- **Directions**
Only the lines holding the string "image" are needed. Copy each one.

+ + + + + + +

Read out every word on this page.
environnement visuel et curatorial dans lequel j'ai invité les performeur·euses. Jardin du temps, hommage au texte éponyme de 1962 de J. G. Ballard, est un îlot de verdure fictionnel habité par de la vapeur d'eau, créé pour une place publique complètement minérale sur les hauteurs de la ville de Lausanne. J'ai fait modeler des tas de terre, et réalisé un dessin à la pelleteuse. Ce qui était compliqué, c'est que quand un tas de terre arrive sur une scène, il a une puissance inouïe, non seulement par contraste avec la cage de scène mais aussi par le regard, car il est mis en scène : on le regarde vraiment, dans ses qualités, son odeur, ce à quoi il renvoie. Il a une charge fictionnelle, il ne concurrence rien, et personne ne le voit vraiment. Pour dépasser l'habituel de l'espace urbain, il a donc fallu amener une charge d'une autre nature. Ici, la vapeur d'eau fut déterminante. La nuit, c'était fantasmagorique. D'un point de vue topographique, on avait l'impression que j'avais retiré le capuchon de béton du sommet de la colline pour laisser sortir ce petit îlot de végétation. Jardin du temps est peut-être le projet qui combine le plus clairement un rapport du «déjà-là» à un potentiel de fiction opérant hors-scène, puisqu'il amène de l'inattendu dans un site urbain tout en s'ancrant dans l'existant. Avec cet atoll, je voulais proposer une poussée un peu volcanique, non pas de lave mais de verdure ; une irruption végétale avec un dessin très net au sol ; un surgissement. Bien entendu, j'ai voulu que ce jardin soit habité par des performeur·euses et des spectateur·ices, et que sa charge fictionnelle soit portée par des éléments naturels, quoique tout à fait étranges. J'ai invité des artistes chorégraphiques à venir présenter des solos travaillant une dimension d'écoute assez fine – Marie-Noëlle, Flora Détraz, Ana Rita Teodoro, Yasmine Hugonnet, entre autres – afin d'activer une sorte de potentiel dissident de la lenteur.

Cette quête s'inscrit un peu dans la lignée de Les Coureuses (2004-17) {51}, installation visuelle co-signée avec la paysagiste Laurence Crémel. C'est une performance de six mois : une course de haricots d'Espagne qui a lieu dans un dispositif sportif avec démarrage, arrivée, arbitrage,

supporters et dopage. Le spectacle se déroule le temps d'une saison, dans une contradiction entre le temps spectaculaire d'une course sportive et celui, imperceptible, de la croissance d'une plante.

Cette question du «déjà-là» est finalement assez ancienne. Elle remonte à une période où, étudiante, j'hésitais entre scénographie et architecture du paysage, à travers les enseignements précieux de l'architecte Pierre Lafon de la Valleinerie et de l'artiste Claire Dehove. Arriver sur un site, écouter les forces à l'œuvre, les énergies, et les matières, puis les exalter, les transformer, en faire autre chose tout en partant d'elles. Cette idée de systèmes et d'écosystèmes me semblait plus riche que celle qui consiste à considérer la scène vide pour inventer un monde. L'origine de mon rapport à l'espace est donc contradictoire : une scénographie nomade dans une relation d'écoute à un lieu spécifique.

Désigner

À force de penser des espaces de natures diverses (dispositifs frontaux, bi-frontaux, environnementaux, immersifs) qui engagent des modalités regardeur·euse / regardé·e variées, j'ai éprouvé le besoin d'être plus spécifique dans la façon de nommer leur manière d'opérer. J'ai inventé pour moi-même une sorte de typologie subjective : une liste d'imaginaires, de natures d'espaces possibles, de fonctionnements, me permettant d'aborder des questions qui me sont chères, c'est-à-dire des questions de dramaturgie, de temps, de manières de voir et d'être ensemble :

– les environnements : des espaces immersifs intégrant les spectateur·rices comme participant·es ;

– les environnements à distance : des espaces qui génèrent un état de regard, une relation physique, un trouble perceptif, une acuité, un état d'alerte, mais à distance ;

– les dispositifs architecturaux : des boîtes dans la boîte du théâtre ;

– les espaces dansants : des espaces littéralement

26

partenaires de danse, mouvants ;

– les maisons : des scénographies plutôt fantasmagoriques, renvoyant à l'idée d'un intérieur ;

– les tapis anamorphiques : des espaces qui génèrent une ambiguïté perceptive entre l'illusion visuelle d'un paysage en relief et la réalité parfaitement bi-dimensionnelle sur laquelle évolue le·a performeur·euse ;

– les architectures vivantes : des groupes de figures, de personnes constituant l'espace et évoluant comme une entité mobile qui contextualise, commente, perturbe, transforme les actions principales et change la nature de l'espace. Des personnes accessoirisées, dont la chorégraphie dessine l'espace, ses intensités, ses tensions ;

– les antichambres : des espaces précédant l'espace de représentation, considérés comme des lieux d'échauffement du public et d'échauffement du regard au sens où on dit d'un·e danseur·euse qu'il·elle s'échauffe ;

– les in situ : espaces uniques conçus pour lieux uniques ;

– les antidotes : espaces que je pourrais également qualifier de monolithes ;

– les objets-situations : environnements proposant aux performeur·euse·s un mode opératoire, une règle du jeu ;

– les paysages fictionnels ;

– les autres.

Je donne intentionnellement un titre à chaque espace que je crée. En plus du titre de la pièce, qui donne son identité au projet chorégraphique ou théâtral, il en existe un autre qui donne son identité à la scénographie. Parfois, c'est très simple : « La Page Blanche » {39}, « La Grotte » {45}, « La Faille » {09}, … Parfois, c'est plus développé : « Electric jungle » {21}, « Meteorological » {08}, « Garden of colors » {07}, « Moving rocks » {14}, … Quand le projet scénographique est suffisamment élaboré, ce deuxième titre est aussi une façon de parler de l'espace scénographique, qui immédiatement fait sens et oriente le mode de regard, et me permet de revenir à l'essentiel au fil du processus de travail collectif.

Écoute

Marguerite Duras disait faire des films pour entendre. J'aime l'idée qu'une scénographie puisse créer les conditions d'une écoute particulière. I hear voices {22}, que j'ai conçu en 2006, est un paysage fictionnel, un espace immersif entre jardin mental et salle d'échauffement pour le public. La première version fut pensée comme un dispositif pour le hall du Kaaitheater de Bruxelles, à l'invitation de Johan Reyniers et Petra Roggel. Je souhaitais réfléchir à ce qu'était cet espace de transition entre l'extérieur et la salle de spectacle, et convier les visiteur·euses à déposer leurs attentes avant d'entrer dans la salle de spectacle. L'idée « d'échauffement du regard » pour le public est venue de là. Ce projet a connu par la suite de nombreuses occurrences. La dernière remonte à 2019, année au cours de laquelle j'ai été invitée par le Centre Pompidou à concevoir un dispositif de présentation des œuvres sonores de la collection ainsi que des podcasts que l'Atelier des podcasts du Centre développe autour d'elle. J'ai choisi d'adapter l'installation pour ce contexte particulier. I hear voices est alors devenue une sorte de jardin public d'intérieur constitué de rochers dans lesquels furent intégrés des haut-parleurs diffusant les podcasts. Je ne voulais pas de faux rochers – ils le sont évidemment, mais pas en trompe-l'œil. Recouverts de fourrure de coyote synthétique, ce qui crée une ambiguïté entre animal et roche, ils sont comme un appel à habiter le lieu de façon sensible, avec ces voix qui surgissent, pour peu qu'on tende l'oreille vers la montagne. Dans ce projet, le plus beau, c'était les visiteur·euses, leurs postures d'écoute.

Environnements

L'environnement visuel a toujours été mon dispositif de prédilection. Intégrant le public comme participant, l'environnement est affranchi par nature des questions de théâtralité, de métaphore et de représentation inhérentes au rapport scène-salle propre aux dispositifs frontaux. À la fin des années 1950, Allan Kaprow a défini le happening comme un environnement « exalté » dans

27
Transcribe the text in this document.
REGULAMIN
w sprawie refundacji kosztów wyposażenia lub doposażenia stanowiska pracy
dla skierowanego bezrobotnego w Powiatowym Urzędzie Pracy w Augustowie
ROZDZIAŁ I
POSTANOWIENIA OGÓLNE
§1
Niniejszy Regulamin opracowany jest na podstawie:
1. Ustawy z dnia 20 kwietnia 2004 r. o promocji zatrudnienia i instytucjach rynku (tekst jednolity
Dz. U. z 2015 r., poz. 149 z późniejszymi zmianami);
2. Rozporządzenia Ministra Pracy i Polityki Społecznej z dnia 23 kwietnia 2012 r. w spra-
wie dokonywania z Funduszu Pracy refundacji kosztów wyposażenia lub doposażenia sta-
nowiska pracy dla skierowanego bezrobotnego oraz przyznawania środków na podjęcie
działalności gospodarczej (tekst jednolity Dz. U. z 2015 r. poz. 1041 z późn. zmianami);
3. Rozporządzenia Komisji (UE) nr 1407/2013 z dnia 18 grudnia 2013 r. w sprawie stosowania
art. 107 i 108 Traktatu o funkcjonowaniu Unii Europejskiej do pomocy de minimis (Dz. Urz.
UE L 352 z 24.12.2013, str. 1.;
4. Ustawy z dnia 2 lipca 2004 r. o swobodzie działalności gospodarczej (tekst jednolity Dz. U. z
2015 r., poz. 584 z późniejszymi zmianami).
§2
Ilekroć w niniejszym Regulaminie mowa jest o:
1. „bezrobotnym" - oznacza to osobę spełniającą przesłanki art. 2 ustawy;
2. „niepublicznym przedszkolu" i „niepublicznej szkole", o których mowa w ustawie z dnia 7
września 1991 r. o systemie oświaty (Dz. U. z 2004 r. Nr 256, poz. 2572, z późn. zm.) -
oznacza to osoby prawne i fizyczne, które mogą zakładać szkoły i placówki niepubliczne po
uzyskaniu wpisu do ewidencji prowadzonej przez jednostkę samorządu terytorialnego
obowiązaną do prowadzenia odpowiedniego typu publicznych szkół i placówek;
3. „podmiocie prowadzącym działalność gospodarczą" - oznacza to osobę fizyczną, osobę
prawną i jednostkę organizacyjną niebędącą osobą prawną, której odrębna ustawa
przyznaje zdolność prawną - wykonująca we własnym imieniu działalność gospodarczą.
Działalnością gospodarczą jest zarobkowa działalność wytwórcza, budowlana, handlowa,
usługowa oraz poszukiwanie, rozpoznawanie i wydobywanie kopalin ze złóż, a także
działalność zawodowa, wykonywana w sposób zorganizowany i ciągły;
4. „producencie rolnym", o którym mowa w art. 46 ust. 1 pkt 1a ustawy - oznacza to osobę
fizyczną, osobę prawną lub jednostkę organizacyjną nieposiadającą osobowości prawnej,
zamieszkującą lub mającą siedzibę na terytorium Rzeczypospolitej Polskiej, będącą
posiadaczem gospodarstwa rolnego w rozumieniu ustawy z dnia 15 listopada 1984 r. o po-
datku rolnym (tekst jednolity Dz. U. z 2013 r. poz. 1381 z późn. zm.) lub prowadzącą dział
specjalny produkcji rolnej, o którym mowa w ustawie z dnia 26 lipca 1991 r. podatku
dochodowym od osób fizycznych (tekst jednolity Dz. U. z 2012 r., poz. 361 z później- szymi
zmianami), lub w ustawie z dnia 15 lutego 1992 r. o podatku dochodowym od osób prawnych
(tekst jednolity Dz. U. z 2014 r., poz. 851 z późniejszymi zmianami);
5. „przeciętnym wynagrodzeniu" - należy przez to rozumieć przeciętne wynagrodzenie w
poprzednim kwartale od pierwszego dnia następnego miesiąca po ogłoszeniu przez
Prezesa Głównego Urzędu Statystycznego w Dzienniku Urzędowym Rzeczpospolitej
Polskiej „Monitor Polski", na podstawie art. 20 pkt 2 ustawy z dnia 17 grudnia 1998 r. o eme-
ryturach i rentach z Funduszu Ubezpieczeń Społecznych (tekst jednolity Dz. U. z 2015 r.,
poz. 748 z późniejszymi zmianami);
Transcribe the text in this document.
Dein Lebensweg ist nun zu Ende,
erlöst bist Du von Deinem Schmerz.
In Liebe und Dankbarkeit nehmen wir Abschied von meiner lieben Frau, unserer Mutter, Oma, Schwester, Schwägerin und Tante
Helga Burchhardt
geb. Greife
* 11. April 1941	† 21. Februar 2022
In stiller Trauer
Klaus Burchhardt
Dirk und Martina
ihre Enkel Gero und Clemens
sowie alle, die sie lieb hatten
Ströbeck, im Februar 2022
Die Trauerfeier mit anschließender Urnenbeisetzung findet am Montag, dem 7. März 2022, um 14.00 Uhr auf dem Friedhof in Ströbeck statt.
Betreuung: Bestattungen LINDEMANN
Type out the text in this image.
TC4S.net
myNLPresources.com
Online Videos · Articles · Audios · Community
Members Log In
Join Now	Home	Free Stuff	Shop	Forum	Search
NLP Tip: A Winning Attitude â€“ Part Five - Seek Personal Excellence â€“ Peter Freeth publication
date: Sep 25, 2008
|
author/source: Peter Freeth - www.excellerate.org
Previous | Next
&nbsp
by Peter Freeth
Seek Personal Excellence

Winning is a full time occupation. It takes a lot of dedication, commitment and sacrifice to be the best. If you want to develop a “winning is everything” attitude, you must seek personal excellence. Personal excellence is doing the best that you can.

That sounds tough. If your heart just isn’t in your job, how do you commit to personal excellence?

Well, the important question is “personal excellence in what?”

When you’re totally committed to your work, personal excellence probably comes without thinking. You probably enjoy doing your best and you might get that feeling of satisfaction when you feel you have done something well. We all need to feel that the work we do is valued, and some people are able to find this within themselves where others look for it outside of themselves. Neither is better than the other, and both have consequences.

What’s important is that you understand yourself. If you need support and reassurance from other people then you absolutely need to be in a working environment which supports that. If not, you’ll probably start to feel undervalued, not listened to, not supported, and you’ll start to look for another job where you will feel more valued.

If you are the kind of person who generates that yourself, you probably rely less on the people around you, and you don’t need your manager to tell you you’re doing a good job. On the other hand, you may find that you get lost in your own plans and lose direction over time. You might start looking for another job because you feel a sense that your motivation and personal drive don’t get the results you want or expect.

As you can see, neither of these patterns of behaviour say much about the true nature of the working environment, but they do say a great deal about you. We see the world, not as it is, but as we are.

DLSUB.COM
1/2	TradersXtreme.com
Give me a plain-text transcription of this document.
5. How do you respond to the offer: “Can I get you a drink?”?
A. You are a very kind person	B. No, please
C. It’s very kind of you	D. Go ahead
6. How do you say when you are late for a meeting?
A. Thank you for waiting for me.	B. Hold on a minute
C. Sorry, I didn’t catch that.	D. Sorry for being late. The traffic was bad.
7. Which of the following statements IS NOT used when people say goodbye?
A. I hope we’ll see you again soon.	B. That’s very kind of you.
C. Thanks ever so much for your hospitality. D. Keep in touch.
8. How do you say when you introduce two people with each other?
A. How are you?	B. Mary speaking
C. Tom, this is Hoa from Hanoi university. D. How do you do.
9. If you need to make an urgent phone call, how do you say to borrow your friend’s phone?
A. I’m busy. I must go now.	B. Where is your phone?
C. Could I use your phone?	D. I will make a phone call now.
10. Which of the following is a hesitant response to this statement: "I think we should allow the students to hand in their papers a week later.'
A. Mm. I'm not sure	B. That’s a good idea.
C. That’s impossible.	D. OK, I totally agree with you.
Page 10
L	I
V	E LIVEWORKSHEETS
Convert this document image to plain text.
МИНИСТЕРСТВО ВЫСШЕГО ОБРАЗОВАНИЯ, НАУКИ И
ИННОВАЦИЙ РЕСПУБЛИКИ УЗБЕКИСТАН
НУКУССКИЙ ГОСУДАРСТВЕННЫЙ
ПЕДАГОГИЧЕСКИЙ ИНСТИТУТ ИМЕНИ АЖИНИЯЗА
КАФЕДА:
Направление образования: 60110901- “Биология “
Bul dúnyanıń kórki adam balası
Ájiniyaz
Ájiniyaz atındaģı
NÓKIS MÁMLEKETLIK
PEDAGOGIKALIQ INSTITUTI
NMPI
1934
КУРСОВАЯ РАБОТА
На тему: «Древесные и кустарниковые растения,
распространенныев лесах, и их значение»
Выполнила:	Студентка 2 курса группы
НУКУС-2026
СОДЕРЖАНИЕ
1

+ + + + + + +

- **Output below**
Type out the text in this image.
Convert this document image to plain text.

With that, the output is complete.